→ The problem:
Show every line in the entries below where the word "name" appears.

* BEGIN *

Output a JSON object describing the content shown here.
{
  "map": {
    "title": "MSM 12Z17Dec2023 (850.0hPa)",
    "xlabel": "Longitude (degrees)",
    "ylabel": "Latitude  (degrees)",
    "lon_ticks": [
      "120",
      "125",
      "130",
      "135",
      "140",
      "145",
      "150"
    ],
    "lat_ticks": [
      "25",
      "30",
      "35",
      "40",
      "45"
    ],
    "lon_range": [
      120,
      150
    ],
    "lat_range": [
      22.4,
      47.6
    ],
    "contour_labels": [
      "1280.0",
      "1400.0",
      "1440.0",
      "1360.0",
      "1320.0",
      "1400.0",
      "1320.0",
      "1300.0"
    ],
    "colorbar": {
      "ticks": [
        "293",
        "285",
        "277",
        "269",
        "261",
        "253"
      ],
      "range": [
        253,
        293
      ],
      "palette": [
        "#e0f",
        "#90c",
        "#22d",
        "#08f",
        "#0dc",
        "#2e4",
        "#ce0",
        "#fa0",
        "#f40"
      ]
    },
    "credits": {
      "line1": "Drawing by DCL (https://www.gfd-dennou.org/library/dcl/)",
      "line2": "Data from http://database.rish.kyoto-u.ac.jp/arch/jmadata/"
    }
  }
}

* END *
* BEGIN *

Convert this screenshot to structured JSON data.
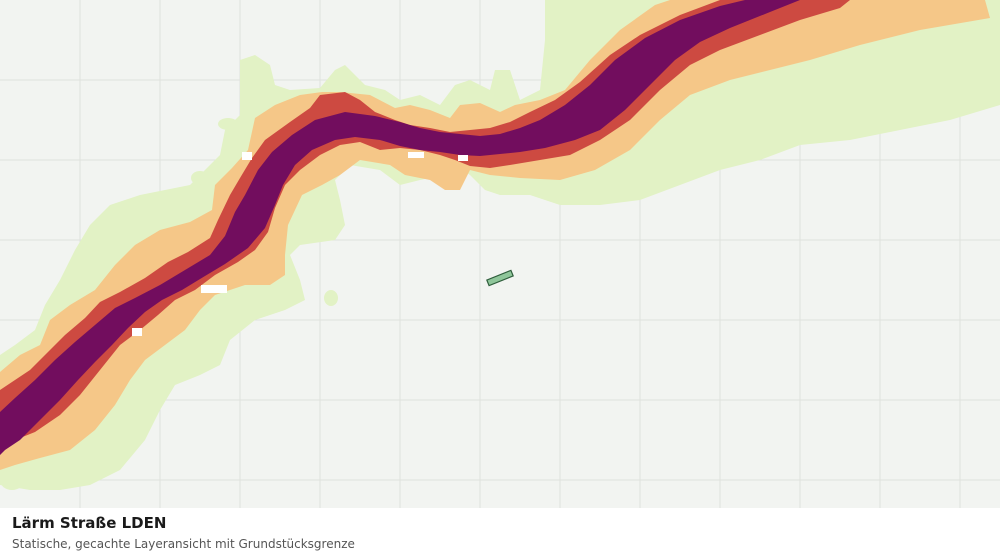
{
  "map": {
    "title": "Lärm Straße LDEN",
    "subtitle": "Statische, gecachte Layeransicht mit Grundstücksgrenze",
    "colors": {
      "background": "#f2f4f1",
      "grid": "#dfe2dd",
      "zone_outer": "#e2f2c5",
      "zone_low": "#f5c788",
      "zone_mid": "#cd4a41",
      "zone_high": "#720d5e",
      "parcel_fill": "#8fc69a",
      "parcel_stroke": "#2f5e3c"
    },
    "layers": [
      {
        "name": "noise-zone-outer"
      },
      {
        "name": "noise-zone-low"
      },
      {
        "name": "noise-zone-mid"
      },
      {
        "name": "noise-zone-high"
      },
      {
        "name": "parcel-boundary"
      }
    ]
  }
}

* END *

→ Answer for this exercise:
        "name": "noise-zone-outer"
        "name": "noise-zone-low"
        "name": "noise-zone-mid"
        "name": "noise-zone-high"
        "name": "parcel-boundary"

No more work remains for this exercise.